Pull out each line of the records holding the string "glyph".

(Stored data)
start

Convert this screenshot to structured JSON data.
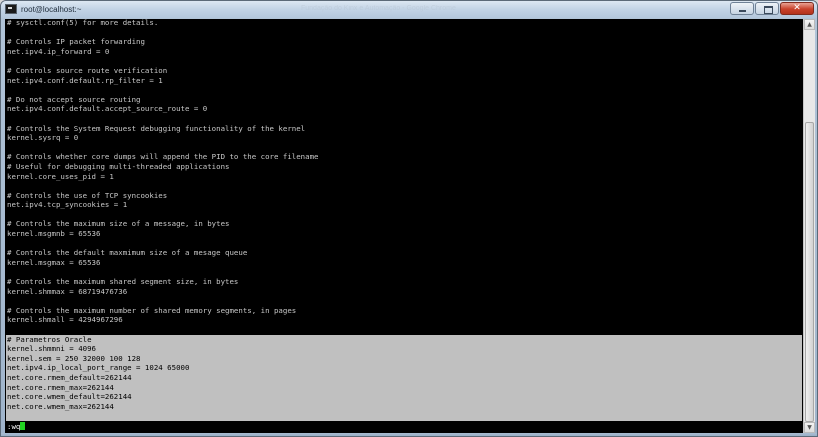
{
  "window": {
    "title": "root@localhost:~",
    "background_caption": "Fundação do Kinx e Automação - Google Chrome",
    "controls": {
      "minimize": "minimize",
      "maximize": "maximize",
      "close": "close"
    }
  },
  "terminal": {
    "lines": [
      "# sysctl.conf(5) for more details.",
      "",
      "# Controls IP packet forwarding",
      "net.ipv4.ip_forward = 0",
      "",
      "# Controls source route verification",
      "net.ipv4.conf.default.rp_filter = 1",
      "",
      "# Do not accept source routing",
      "net.ipv4.conf.default.accept_source_route = 0",
      "",
      "# Controls the System Request debugging functionality of the kernel",
      "kernel.sysrq = 0",
      "",
      "# Controls whether core dumps will append the PID to the core filename",
      "# Useful for debugging multi-threaded applications",
      "kernel.core_uses_pid = 1",
      "",
      "# Controls the use of TCP syncookies",
      "net.ipv4.tcp_syncookies = 1",
      "",
      "# Controls the maximum size of a message, in bytes",
      "kernel.msgmnb = 65536",
      "",
      "# Controls the default maxmimum size of a mesage queue",
      "kernel.msgmax = 65536",
      "",
      "# Controls the maximum shared segment size, in bytes",
      "kernel.shmmax = 68719476736",
      "",
      "# Controls the maximum number of shared memory segments, in pages",
      "kernel.shmall = 4294967296",
      "",
      "# Parametros Oracle",
      "kernel.shmmni = 4096",
      "kernel.sem = 250 32000 100 128",
      "net.ipv4.ip_local_port_range = 1024 65000",
      "net.core.rmem_default=262144",
      "net.core.rmem_max=262144",
      "net.core.wmem_default=262144",
      "net.core.wmem_max=262144",
      ""
    ],
    "selection_start_index": 33,
    "selection_end_index": 41,
    "command_line": ":wq",
    "cursor_color": "#22d422",
    "foreground_color": "#c8c8c8",
    "selection_color": "#c0c0c0"
  },
  "scrollbar": {
    "up_arrow_icon": "scroll-up-arrow-icon",
    "down_arrow_icon": "scroll-down-arrow-icon",
    "position_fraction": 1.0
  }
}
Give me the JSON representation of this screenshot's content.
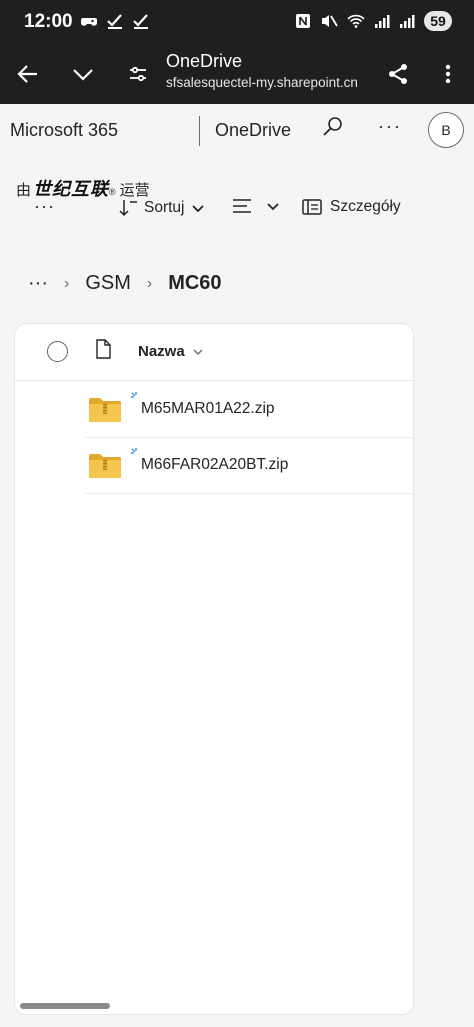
{
  "status_bar": {
    "time": "12:00",
    "battery": "59"
  },
  "app_bar": {
    "title": "OneDrive",
    "url": "sfsalesquectel-my.sharepoint.cn"
  },
  "top_nav": {
    "brand": "Microsoft 365",
    "app": "OneDrive",
    "more": "···",
    "avatar_initial": "B"
  },
  "operated_by": {
    "prefix": "由",
    "logo_text": "世纪互联",
    "registered": "®",
    "suffix": "运营"
  },
  "toolbar": {
    "more": "···",
    "sort_label": "Sortuj",
    "details_label": "Szczegóły"
  },
  "breadcrumb": {
    "more": "···",
    "items": [
      "GSM",
      "MC60"
    ]
  },
  "file_list": {
    "header_name": "Nazwa",
    "rows": [
      {
        "name": "M65MAR01A22.zip"
      },
      {
        "name": "M66FAR02A20BT.zip"
      }
    ]
  },
  "colors": {
    "chrome": "#1f1f1f",
    "background": "#f5f5f5",
    "folder": "#f2c04b",
    "spark": "#1d7fd6"
  }
}
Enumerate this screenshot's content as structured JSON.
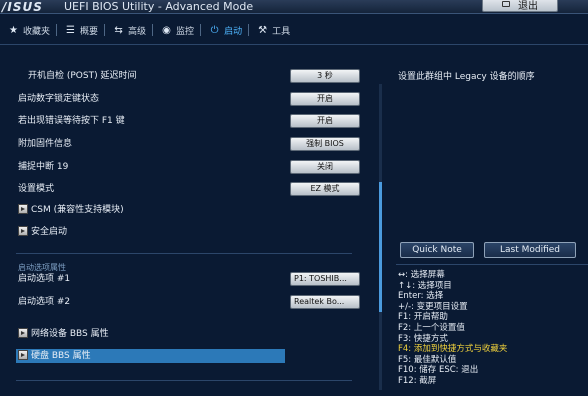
{
  "header": {
    "logo": "/ISUS",
    "title": "UEFI BIOS Utility - Advanced Mode",
    "exit_label": "退出"
  },
  "menu": [
    {
      "icon": "star-icon",
      "glyph": "★",
      "label": "收藏夹"
    },
    {
      "icon": "list-icon",
      "glyph": "☰",
      "label": "概要"
    },
    {
      "icon": "advanced-icon",
      "glyph": "⇆",
      "label": "高级"
    },
    {
      "icon": "monitor-icon",
      "glyph": "◉",
      "label": "监控"
    },
    {
      "icon": "power-icon",
      "glyph": "⏻",
      "label": "启动",
      "active": true
    },
    {
      "icon": "tool-icon",
      "glyph": "⚒",
      "label": "工具"
    }
  ],
  "settings": [
    {
      "label": "开机自检 (POST) 延迟时间",
      "value": "3 秒"
    },
    {
      "label": "启动数字锁定键状态",
      "value": "开启"
    },
    {
      "label": "若出现错误等待按下 F1 键",
      "value": "开启"
    },
    {
      "label": "附加固件信息",
      "value": "强制 BIOS"
    },
    {
      "label": "捕捉中断 19",
      "value": "关闭"
    },
    {
      "label": "设置模式",
      "value": "EZ 模式"
    }
  ],
  "submenus": {
    "csm": "CSM (兼容性支持模块)",
    "secure_boot": "安全启动",
    "network_bbs": "网络设备 BBS 属性",
    "hdd_bbs": "硬盘 BBS 属性"
  },
  "boot_options": {
    "section_title": "启动选项属性",
    "items": [
      {
        "label": "启动选项 #1",
        "value": "P1: TOSHIB..."
      },
      {
        "label": "启动选项 #2",
        "value": "Realtek Bo..."
      }
    ]
  },
  "help": {
    "text": "设置此群组中 Legacy 设备的顺序",
    "quick_note": "Quick Note",
    "last_modified": "Last Modified"
  },
  "keys": [
    {
      "text": "↔: 选择屏幕"
    },
    {
      "text": "↑↓: 选择项目"
    },
    {
      "text": "Enter: 选择"
    },
    {
      "text": "+/-: 变更项目设置"
    },
    {
      "text": "F1: 开启帮助"
    },
    {
      "text": "F2: 上一个设置值"
    },
    {
      "text": "F3: 快捷方式"
    },
    {
      "text": "F4: 添加到快捷方式与收藏夹",
      "highlight": true
    },
    {
      "text": "F5: 最佳默认值"
    },
    {
      "text": "F10: 储存  ESC: 退出"
    },
    {
      "text": "F12: 截屏"
    }
  ],
  "colors": {
    "background": "#0a1a33",
    "accent": "#4fb6ff",
    "highlight_row": "#2c79b8",
    "key_highlight": "#f1d23c"
  }
}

end

▶ Final result
      "glyph": "★",
      "glyph": "☰",
      "glyph": "⇆",
      "glyph": "◉",
      "glyph": "⏻",
      "glyph": "⚒",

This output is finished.